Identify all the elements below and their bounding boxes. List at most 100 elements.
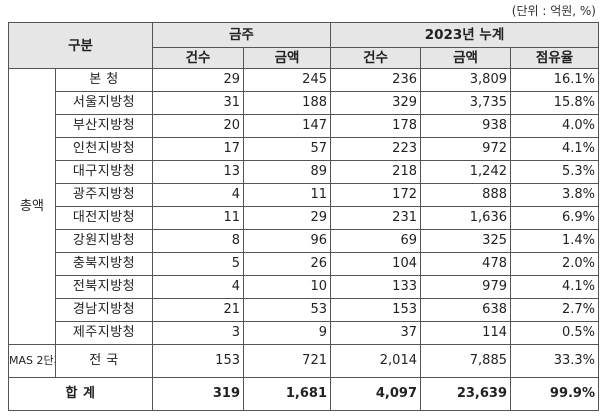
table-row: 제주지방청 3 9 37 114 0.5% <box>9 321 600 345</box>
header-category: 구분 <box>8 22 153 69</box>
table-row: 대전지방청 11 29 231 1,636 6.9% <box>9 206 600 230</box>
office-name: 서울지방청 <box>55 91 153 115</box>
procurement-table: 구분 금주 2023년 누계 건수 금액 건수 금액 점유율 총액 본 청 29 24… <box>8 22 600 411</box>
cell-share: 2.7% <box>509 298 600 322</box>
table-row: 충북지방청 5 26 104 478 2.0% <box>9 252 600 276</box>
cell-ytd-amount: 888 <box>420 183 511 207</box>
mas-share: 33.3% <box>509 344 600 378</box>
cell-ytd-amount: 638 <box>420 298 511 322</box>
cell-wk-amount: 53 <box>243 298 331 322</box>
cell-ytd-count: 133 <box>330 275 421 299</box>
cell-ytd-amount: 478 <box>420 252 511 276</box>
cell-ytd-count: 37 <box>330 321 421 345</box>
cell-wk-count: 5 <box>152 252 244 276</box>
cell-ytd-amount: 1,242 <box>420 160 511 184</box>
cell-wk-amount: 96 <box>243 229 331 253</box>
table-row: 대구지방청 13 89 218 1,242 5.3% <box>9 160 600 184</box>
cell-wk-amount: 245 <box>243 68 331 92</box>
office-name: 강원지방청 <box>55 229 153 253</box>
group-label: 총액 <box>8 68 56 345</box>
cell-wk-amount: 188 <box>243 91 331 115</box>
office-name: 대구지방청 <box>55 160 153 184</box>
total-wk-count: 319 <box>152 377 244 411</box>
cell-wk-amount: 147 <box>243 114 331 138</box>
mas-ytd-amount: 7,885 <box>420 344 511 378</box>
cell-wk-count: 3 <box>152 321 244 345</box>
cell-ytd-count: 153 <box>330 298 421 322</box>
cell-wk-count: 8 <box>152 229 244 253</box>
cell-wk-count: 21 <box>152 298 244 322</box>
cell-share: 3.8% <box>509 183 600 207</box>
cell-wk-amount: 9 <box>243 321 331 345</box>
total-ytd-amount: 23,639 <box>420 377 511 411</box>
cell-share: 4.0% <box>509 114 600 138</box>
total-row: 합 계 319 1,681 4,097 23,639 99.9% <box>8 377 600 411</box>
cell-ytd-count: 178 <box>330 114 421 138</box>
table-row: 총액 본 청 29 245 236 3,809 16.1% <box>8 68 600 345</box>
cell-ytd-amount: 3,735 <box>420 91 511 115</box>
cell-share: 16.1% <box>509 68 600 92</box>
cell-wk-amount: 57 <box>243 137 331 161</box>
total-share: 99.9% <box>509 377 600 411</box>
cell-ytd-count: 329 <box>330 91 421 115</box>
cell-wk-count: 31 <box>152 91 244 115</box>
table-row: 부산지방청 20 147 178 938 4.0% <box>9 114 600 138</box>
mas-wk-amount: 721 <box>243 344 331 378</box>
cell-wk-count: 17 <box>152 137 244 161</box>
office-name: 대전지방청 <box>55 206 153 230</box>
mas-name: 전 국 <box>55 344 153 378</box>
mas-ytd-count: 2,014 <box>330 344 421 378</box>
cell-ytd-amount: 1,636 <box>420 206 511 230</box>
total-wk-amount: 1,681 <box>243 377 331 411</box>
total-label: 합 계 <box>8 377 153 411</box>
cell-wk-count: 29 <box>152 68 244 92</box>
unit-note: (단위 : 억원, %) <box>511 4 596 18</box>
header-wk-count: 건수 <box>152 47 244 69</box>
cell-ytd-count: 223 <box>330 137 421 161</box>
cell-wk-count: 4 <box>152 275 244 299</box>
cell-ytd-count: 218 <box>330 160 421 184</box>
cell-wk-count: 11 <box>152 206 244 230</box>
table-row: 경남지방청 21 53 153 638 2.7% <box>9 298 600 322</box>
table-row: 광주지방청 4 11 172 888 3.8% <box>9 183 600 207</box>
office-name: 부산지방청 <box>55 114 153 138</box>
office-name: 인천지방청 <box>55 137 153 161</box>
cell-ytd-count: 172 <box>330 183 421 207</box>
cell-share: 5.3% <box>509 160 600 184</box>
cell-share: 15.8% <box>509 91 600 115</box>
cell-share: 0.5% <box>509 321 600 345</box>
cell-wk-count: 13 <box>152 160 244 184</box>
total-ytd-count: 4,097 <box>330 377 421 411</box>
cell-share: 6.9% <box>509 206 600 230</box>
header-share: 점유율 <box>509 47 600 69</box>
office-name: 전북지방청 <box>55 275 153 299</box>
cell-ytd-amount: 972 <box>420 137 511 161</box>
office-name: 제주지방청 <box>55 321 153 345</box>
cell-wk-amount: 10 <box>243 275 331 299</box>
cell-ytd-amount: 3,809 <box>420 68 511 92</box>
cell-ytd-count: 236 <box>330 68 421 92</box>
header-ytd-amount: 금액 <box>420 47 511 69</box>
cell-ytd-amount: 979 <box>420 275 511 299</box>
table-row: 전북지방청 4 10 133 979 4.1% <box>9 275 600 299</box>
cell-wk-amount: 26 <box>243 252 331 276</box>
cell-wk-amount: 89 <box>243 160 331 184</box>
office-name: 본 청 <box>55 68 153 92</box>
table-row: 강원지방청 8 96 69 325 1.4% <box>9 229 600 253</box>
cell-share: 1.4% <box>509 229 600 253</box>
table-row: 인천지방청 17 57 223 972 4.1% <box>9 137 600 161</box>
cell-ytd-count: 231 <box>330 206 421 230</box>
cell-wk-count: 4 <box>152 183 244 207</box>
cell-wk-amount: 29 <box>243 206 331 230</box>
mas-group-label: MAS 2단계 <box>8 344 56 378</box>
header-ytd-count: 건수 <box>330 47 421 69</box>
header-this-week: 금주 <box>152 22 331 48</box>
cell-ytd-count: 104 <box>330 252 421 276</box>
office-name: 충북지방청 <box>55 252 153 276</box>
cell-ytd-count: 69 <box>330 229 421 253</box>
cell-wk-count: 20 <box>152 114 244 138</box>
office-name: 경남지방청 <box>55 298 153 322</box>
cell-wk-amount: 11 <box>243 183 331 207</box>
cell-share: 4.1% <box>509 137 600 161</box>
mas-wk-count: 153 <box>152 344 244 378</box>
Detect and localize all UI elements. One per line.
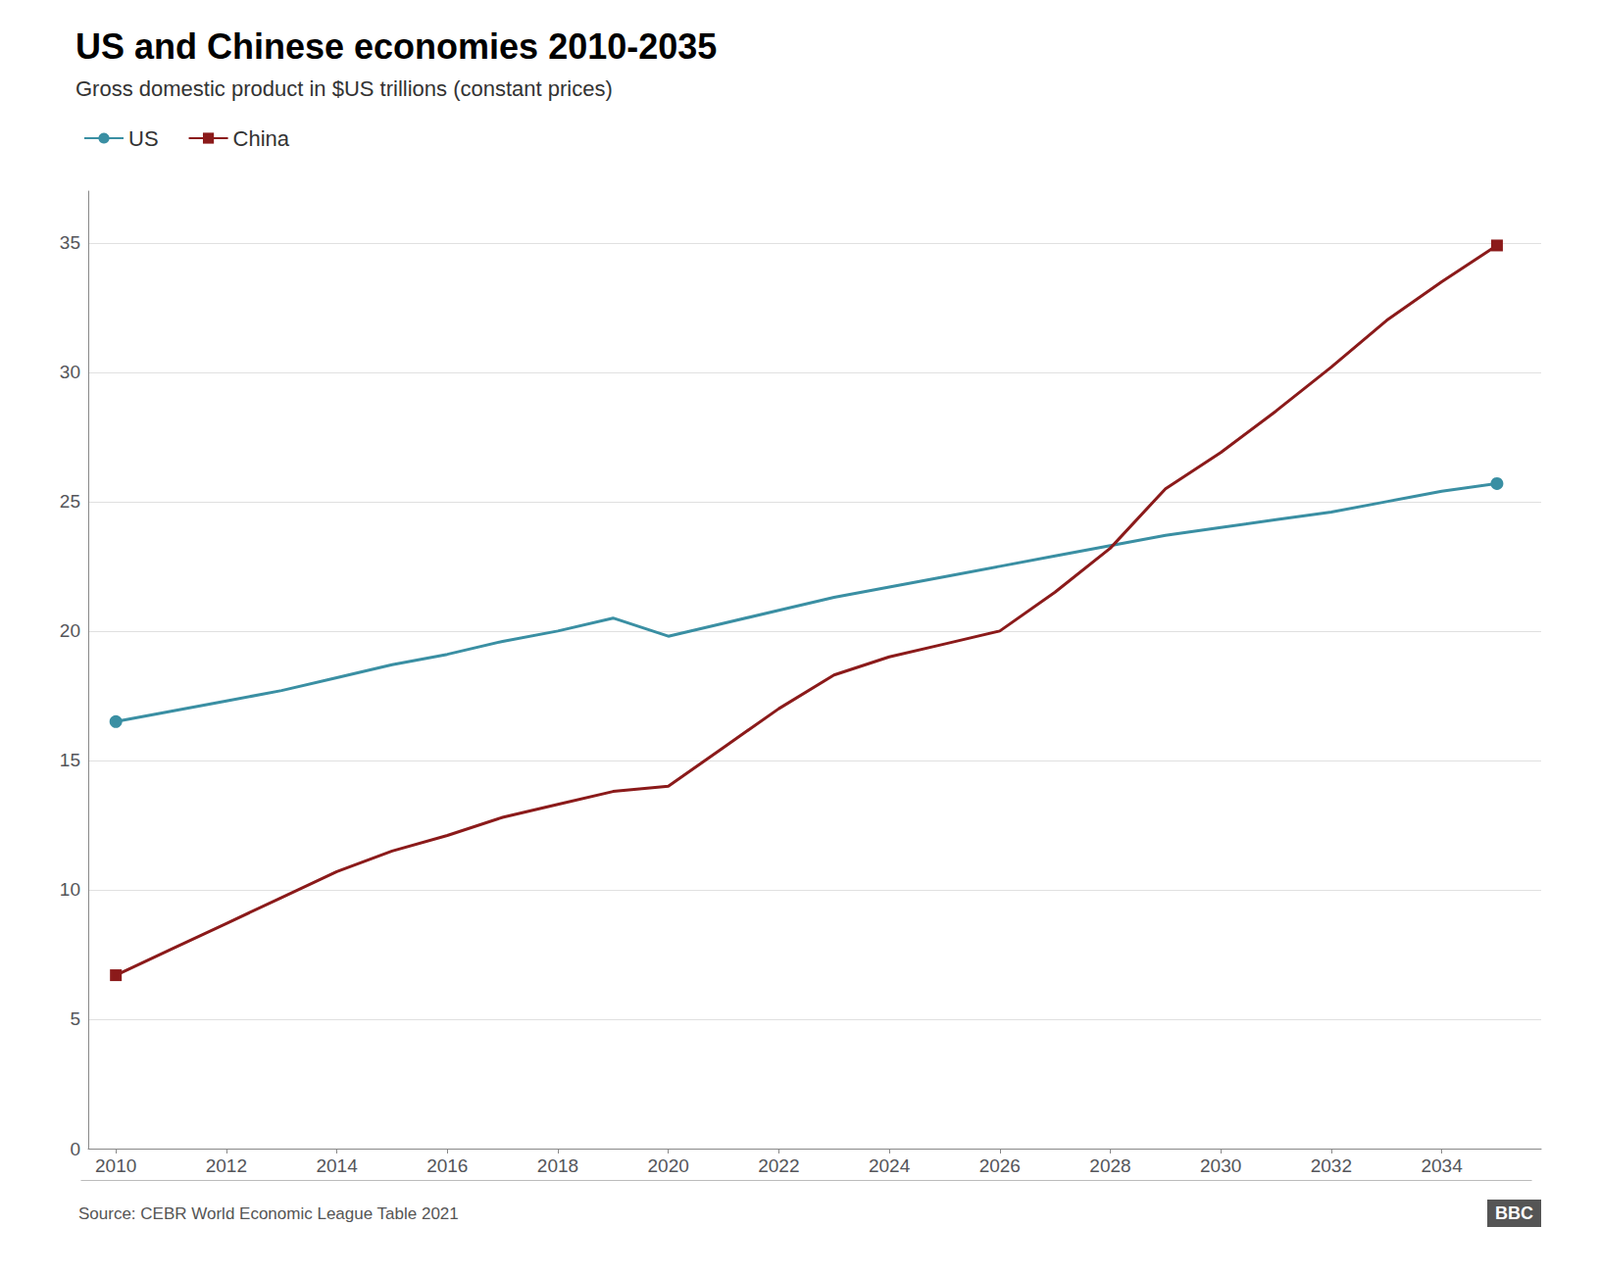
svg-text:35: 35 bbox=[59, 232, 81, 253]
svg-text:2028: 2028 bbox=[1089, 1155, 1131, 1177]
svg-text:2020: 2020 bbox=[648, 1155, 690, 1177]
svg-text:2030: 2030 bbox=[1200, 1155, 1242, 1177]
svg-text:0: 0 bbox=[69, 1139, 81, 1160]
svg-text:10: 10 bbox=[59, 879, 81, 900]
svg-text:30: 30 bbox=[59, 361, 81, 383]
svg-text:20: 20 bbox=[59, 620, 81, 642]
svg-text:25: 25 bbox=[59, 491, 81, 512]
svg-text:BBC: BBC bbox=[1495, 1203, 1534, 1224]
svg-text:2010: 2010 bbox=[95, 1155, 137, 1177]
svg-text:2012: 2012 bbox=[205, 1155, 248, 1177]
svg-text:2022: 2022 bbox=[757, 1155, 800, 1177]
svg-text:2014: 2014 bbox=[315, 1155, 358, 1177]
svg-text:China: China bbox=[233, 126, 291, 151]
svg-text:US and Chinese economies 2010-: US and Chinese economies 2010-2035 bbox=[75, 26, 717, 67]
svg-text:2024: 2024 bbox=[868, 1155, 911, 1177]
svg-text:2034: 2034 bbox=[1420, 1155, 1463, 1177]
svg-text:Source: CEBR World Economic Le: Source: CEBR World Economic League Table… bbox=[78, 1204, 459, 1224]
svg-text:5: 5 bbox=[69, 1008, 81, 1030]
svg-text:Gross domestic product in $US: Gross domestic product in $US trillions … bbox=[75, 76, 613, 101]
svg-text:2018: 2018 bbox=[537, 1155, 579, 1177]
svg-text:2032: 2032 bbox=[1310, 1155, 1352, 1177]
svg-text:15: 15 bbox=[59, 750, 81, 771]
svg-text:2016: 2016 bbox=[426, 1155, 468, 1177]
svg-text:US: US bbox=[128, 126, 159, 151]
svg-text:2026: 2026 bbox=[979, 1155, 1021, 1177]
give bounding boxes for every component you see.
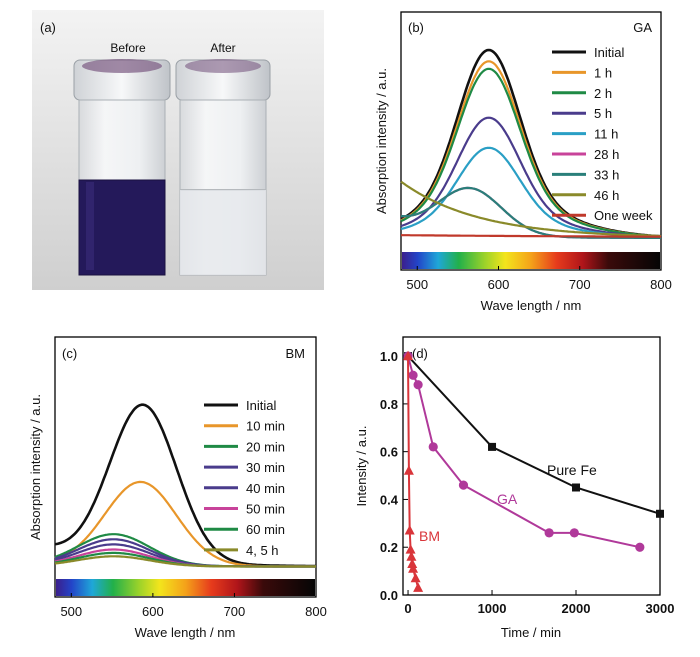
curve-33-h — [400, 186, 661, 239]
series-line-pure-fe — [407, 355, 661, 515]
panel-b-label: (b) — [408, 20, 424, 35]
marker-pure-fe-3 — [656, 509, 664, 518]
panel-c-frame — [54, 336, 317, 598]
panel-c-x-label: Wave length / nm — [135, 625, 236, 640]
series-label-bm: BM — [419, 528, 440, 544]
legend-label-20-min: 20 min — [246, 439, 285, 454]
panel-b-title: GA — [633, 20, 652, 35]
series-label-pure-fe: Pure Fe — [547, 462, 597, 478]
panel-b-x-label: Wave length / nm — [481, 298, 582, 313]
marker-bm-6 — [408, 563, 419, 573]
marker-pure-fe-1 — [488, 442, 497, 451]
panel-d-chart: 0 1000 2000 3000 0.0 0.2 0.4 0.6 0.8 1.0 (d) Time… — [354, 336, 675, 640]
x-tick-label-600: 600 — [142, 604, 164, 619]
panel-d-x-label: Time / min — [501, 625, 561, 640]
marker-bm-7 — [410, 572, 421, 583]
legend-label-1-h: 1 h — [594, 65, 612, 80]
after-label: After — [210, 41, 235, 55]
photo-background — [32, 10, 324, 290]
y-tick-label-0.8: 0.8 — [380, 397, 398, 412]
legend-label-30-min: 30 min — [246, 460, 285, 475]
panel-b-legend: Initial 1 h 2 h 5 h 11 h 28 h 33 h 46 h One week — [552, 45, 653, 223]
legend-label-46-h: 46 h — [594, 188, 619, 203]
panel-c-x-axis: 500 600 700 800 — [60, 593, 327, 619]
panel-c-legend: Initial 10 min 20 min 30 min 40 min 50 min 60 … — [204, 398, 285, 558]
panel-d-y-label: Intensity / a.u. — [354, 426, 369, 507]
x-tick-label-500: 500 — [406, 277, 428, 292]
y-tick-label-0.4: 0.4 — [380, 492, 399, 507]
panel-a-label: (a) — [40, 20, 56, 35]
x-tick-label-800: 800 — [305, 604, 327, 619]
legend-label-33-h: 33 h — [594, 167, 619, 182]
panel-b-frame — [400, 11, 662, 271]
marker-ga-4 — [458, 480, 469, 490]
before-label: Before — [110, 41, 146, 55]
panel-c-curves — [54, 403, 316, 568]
---
Arrange the part of the listing that opens with the line containing "table-row: 제주지방청 3" and closes with the line containing "total-row: 합 계" as a Markdown table with the columns Row and Text. Include both end lines and skip any blank lines.

| Row | Text |
|---|---|
| 1 | table-row: 제주지방청 3 9 37 114 0.5% <box>9 321 600 345</box> |
| 2 | header-category: 구분 <box>8 22 153 69</box> |
| 3 | table-row: 대전지방청 11 29 231 1,636 6.9% <box>9 206 600 230</box> |
| 4 | office-name: 서울지방청 <box>55 91 153 115</box> |
| 5 | procurement-table: 구분 금주 2023년 누계 건수 금액 건수 금액 점유율 총액 본 청 29 24… <box>8 22 600 411</box> |
| 6 | cell-share: 2.7% <box>509 298 600 322</box> |
| 7 | table-row: 충북지방청 5 26 104 478 2.0% <box>9 252 600 276</box> |
| 8 | cell-ytd-amount: 888 <box>420 183 511 207</box> |
| 9 | mas-share: 33.3% <box>509 344 600 378</box> |
| 10 | cell-ytd-amount: 638 <box>420 298 511 322</box> |
| 11 | cell-wk-amount: 53 <box>243 298 331 322</box> |
| 12 | cell-ytd-count: 133 <box>330 275 421 299</box> |
| 13 | cell-ytd-amount: 478 <box>420 252 511 276</box> |
| 14 | cell-ytd-count: 37 <box>330 321 421 345</box> |
| 15 | cell-wk-count: 5 <box>152 252 244 276</box> |
| 16 | cell-ytd-amount: 1,242 <box>420 160 511 184</box> |
| 17 | cell-wk-amount: 96 <box>243 229 331 253</box> |
| 18 | table-row: 대구지방청 13 89 218 1,242 5.3% <box>9 160 600 184</box> |
| 19 | cell-wk-amount: 245 <box>243 68 331 92</box> |
| 20 | office-name: 강원지방청 <box>55 229 153 253</box> |
| 21 | group-label: 총액 <box>8 68 56 345</box> |
| 22 | cell-wk-amount: 188 <box>243 91 331 115</box> |
| 23 | office-name: 대구지방청 <box>55 160 153 184</box> |
| 24 | total-wk-count: 319 <box>152 377 244 411</box> |
| 25 | cell-wk-amount: 147 <box>243 114 331 138</box> |
| 26 | mas-ytd-amount: 7,885 <box>420 344 511 378</box> |
| 27 | cell-wk-count: 3 <box>152 321 244 345</box> |
| 28 | cell-ytd-count: 153 <box>330 298 421 322</box> |
| 29 | cell-wk-count: 8 <box>152 229 244 253</box> |
| 30 | cell-wk-count: 21 <box>152 298 244 322</box> |
| 31 | cell-share: 3.8% <box>509 183 600 207</box> |
| 32 | cell-wk-amount: 9 <box>243 321 331 345</box> |
| 33 | total-ytd-amount: 23,639 <box>420 377 511 411</box> |
| 34 | cell-share: 4.0% <box>509 114 600 138</box> |
| 35 | total-row: 합 계 319 1,681 4,097 23,639 99.9% <box>8 377 600 411</box> |